-- START Information shown --
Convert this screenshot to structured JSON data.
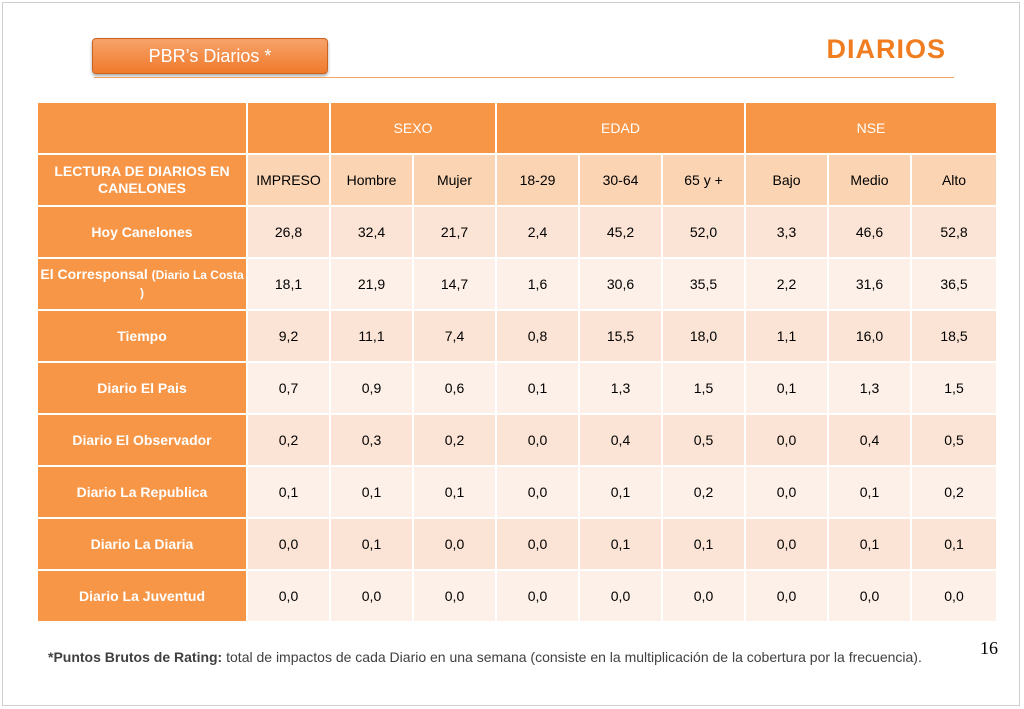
{
  "header": {
    "tag_label": "PBR’s Diarios  *",
    "title": "DIARIOS"
  },
  "table": {
    "groups": {
      "sexo": "SEXO",
      "edad": "EDAD",
      "nse": "NSE"
    },
    "corner_label": "LECTURA DE DIARIOS EN CANELONES",
    "columns": [
      "IMPRESO",
      "Hombre",
      "Mujer",
      "18-29",
      "30-64",
      "65 y +",
      "Bajo",
      "Medio",
      "Alto"
    ],
    "rows": [
      {
        "label": "Hoy Canelones",
        "note": "",
        "values": [
          "26,8",
          "32,4",
          "21,7",
          "2,4",
          "45,2",
          "52,0",
          "3,3",
          "46,6",
          "52,8"
        ]
      },
      {
        "label": "El Corresponsal",
        "note": "(Diario La Costa )",
        "values": [
          "18,1",
          "21,9",
          "14,7",
          "1,6",
          "30,6",
          "35,5",
          "2,2",
          "31,6",
          "36,5"
        ]
      },
      {
        "label": "Tiempo",
        "note": "",
        "values": [
          "9,2",
          "11,1",
          "7,4",
          "0,8",
          "15,5",
          "18,0",
          "1,1",
          "16,0",
          "18,5"
        ]
      },
      {
        "label": "Diario El Pais",
        "note": "",
        "values": [
          "0,7",
          "0,9",
          "0,6",
          "0,1",
          "1,3",
          "1,5",
          "0,1",
          "1,3",
          "1,5"
        ]
      },
      {
        "label": "Diario El Observador",
        "note": "",
        "values": [
          "0,2",
          "0,3",
          "0,2",
          "0,0",
          "0,4",
          "0,5",
          "0,0",
          "0,4",
          "0,5"
        ]
      },
      {
        "label": "Diario La Republica",
        "note": "",
        "values": [
          "0,1",
          "0,1",
          "0,1",
          "0,0",
          "0,1",
          "0,2",
          "0,0",
          "0,1",
          "0,2"
        ]
      },
      {
        "label": "Diario La Diaria",
        "note": "",
        "values": [
          "0,0",
          "0,1",
          "0,0",
          "0,0",
          "0,1",
          "0,1",
          "0,0",
          "0,1",
          "0,1"
        ]
      },
      {
        "label": "Diario La Juventud",
        "note": "",
        "values": [
          "0,0",
          "0,0",
          "0,0",
          "0,0",
          "0,0",
          "0,0",
          "0,0",
          "0,0",
          "0,0"
        ]
      }
    ]
  },
  "footer": {
    "page_number": "16",
    "note_bold": "*Puntos Brutos de Rating:",
    "note_text": " total de impactos de cada Diario en una semana (consiste en la multiplicación de la cobertura por la frecuencia)."
  },
  "colors": {
    "accent": "#f79646",
    "light": "#fbe4d5",
    "title": "#f07d20"
  }
}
-- END Information shown --
Objective: Each entry must be retyped word for word, with every image omitted.

Exercise output:
Convert this screenshot to structured JSON data.
{
  "header": {
    "tag_label": "PBR’s Diarios  *",
    "title": "DIARIOS"
  },
  "table": {
    "groups": {
      "sexo": "SEXO",
      "edad": "EDAD",
      "nse": "NSE"
    },
    "corner_label": "LECTURA DE DIARIOS EN CANELONES",
    "columns": [
      "IMPRESO",
      "Hombre",
      "Mujer",
      "18-29",
      "30-64",
      "65 y +",
      "Bajo",
      "Medio",
      "Alto"
    ],
    "rows": [
      {
        "label": "Hoy Canelones",
        "note": "",
        "values": [
          "26,8",
          "32,4",
          "21,7",
          "2,4",
          "45,2",
          "52,0",
          "3,3",
          "46,6",
          "52,8"
        ]
      },
      {
        "label": "El Corresponsal",
        "note": "(Diario La Costa )",
        "values": [
          "18,1",
          "21,9",
          "14,7",
          "1,6",
          "30,6",
          "35,5",
          "2,2",
          "31,6",
          "36,5"
        ]
      },
      {
        "label": "Tiempo",
        "note": "",
        "values": [
          "9,2",
          "11,1",
          "7,4",
          "0,8",
          "15,5",
          "18,0",
          "1,1",
          "16,0",
          "18,5"
        ]
      },
      {
        "label": "Diario El Pais",
        "note": "",
        "values": [
          "0,7",
          "0,9",
          "0,6",
          "0,1",
          "1,3",
          "1,5",
          "0,1",
          "1,3",
          "1,5"
        ]
      },
      {
        "label": "Diario El Observador",
        "note": "",
        "values": [
          "0,2",
          "0,3",
          "0,2",
          "0,0",
          "0,4",
          "0,5",
          "0,0",
          "0,4",
          "0,5"
        ]
      },
      {
        "label": "Diario La Republica",
        "note": "",
        "values": [
          "0,1",
          "0,1",
          "0,1",
          "0,0",
          "0,1",
          "0,2",
          "0,0",
          "0,1",
          "0,2"
        ]
      },
      {
        "label": "Diario La Diaria",
        "note": "",
        "values": [
          "0,0",
          "0,1",
          "0,0",
          "0,0",
          "0,1",
          "0,1",
          "0,0",
          "0,1",
          "0,1"
        ]
      },
      {
        "label": "Diario La Juventud",
        "note": "",
        "values": [
          "0,0",
          "0,0",
          "0,0",
          "0,0",
          "0,0",
          "0,0",
          "0,0",
          "0,0",
          "0,0"
        ]
      }
    ]
  },
  "footer": {
    "page_number": "16",
    "note_bold": "*Puntos Brutos de Rating:",
    "note_text": " total de impactos de cada Diario en una semana (consiste en la multiplicación de la cobertura por la frecuencia)."
  },
  "colors": {
    "accent": "#f79646",
    "light": "#fbe4d5",
    "title": "#f07d20"
  }
}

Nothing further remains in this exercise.